## begin DATA TO PROCESS
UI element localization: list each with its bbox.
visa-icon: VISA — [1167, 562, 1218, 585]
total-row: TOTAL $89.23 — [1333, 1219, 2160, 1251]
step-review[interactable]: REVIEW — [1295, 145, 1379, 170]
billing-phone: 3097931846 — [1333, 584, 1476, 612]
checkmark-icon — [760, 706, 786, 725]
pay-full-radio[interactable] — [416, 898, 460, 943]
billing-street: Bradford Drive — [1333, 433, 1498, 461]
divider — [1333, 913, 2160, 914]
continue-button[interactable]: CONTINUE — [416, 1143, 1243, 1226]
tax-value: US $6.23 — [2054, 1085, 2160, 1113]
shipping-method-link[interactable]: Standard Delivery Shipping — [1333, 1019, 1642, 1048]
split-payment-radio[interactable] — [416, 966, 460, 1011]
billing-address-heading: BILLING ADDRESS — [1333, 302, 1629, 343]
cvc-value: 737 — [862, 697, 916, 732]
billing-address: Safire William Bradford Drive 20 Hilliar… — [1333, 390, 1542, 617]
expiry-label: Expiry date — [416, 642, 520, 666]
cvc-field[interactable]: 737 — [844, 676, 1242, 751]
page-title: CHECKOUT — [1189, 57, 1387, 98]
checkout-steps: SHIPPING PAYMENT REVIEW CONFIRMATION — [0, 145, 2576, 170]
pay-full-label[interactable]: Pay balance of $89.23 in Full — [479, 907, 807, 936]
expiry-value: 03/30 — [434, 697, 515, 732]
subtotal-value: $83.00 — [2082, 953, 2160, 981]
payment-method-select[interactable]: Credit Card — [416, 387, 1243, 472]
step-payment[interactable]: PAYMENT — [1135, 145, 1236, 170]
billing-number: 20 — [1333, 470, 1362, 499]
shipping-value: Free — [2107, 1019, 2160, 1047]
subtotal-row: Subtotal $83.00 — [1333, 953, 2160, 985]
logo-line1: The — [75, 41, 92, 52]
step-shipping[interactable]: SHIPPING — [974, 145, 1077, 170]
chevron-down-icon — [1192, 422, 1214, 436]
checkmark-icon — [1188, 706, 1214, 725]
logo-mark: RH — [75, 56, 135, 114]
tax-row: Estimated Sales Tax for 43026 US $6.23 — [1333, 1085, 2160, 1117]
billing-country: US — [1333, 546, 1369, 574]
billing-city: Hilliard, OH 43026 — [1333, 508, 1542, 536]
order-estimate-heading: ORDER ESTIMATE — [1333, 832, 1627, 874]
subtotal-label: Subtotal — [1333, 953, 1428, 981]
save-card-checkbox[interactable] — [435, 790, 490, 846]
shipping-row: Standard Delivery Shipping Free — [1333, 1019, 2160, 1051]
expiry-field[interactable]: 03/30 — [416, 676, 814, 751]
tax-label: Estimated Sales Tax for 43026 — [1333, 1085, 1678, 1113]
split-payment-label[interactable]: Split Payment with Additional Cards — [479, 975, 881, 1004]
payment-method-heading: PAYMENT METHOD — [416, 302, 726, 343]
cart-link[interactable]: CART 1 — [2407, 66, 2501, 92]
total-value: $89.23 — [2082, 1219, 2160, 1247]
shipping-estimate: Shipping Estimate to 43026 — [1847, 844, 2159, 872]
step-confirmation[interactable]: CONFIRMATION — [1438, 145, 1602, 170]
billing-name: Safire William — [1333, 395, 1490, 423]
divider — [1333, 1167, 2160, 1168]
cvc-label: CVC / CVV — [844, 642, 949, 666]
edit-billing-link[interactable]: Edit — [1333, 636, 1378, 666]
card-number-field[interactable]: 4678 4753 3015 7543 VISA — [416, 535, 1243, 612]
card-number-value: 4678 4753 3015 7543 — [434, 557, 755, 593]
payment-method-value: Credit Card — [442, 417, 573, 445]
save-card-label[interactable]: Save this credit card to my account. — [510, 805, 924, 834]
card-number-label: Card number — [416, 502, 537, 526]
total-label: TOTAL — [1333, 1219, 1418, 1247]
## end DATA TO PROCESS
Copy every record above, line for line, without changing a single character.

UI element localization: list each with its bbox.
visa-icon: VISA — [1167, 562, 1218, 585]
total-row: TOTAL $89.23 — [1333, 1219, 2160, 1251]
step-review[interactable]: REVIEW — [1295, 145, 1379, 170]
billing-phone: 3097931846 — [1333, 584, 1476, 612]
checkmark-icon — [760, 706, 786, 725]
pay-full-radio[interactable] — [416, 898, 460, 943]
billing-street: Bradford Drive — [1333, 433, 1498, 461]
divider — [1333, 913, 2160, 914]
continue-button[interactable]: CONTINUE — [416, 1143, 1243, 1226]
tax-value: US $6.23 — [2054, 1085, 2160, 1113]
shipping-method-link[interactable]: Standard Delivery Shipping — [1333, 1019, 1642, 1048]
split-payment-radio[interactable] — [416, 966, 460, 1011]
billing-address-heading: BILLING ADDRESS — [1333, 302, 1629, 343]
cvc-value: 737 — [862, 697, 916, 732]
billing-address: Safire William Bradford Drive 20 Hilliar… — [1333, 390, 1542, 617]
expiry-label: Expiry date — [416, 642, 520, 666]
cvc-field[interactable]: 737 — [844, 676, 1242, 751]
page-title: CHECKOUT — [1189, 57, 1387, 98]
checkout-steps: SHIPPING PAYMENT REVIEW CONFIRMATION — [0, 145, 2576, 170]
pay-full-label[interactable]: Pay balance of $89.23 in Full — [479, 907, 807, 936]
expiry-value: 03/30 — [434, 697, 515, 732]
subtotal-value: $83.00 — [2082, 953, 2160, 981]
payment-method-select[interactable]: Credit Card — [416, 387, 1243, 472]
step-payment[interactable]: PAYMENT — [1135, 145, 1236, 170]
billing-number: 20 — [1333, 470, 1362, 499]
shipping-value: Free — [2107, 1019, 2160, 1047]
subtotal-row: Subtotal $83.00 — [1333, 953, 2160, 985]
logo-line1: The — [75, 41, 92, 52]
step-shipping[interactable]: SHIPPING — [974, 145, 1077, 170]
chevron-down-icon — [1192, 422, 1214, 436]
checkmark-icon — [1188, 706, 1214, 725]
logo-mark: RH — [75, 56, 135, 114]
tax-row: Estimated Sales Tax for 43026 US $6.23 — [1333, 1085, 2160, 1117]
billing-country: US — [1333, 546, 1369, 574]
billing-city: Hilliard, OH 43026 — [1333, 508, 1542, 536]
order-estimate-heading: ORDER ESTIMATE — [1333, 832, 1627, 874]
subtotal-label: Subtotal — [1333, 953, 1428, 981]
save-card-checkbox[interactable] — [435, 790, 490, 846]
shipping-row: Standard Delivery Shipping Free — [1333, 1019, 2160, 1051]
expiry-field[interactable]: 03/30 — [416, 676, 814, 751]
tax-label: Estimated Sales Tax for 43026 — [1333, 1085, 1678, 1113]
split-payment-label[interactable]: Split Payment with Additional Cards — [479, 975, 881, 1004]
payment-method-heading: PAYMENT METHOD — [416, 302, 726, 343]
cart-link[interactable]: CART 1 — [2407, 66, 2501, 92]
total-value: $89.23 — [2082, 1219, 2160, 1247]
shipping-estimate: Shipping Estimate to 43026 — [1847, 844, 2159, 872]
step-confirmation[interactable]: CONFIRMATION — [1438, 145, 1602, 170]
billing-name: Safire William — [1333, 395, 1490, 423]
divider — [1333, 1167, 2160, 1168]
cvc-label: CVC / CVV — [844, 642, 949, 666]
edit-billing-link[interactable]: Edit — [1333, 636, 1378, 666]
card-number-field[interactable]: 4678 4753 3015 7543 VISA — [416, 535, 1243, 612]
card-number-value: 4678 4753 3015 7543 — [434, 557, 755, 593]
payment-method-value: Credit Card — [442, 417, 573, 445]
save-card-label[interactable]: Save this credit card to my account. — [510, 805, 924, 834]
card-number-label: Card number — [416, 502, 537, 526]
total-label: TOTAL — [1333, 1219, 1418, 1247]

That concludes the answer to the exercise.